Problem details ▸ Locate every line in the records below that holds the word "Human" and return each one.

[Saved data entries]
▬▬▬▬▬▬
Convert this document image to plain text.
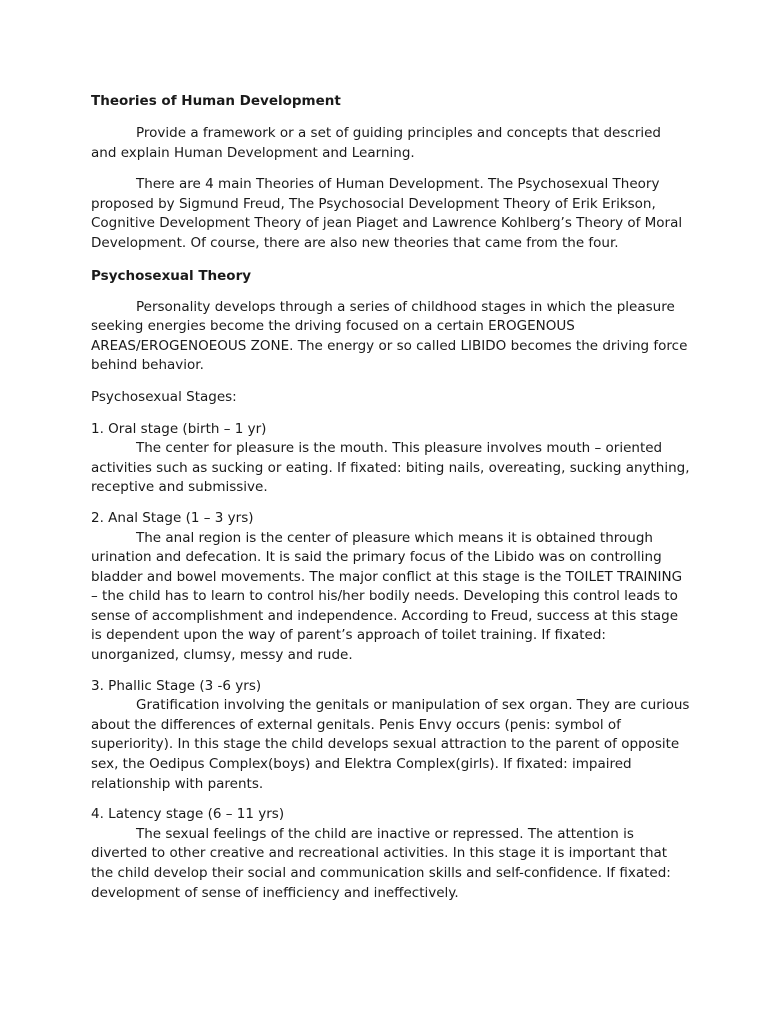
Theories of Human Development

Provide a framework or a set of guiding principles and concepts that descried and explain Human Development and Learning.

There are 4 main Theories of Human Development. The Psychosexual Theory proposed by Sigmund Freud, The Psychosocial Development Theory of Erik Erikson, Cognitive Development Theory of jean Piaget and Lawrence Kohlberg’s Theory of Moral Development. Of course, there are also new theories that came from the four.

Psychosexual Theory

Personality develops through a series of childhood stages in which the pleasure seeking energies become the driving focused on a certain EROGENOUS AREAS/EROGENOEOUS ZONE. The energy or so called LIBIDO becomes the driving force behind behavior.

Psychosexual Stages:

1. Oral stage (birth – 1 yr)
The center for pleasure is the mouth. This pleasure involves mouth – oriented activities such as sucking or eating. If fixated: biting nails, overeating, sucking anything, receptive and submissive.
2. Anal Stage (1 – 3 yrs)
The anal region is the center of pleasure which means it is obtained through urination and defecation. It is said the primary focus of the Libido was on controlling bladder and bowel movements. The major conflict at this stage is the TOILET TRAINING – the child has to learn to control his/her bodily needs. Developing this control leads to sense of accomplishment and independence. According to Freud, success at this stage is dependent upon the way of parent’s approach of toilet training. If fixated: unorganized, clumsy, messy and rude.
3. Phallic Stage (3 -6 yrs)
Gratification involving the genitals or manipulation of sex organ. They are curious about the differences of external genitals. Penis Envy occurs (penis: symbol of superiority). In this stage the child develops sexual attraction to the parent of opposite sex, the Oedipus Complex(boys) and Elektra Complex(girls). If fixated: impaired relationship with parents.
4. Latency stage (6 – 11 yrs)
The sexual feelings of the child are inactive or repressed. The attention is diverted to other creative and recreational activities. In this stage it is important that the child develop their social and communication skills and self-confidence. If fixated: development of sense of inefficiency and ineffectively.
▬▬▬▬▬▬
Written response ▸
Theories of Human Development
Provide a framework or a set of guiding principles and concepts that descried and explain Human Development and Learning.
There are 4 main Theories of Human Development. The Psychosexual Theory proposed by Sigmund Freud, The Psychosocial Development Theory of Erik Erikson, Cognitive Development Theory of jean Piaget and Lawrence Kohlberg’s Theory of Moral Development. Of course, there are also new theories that came from the four.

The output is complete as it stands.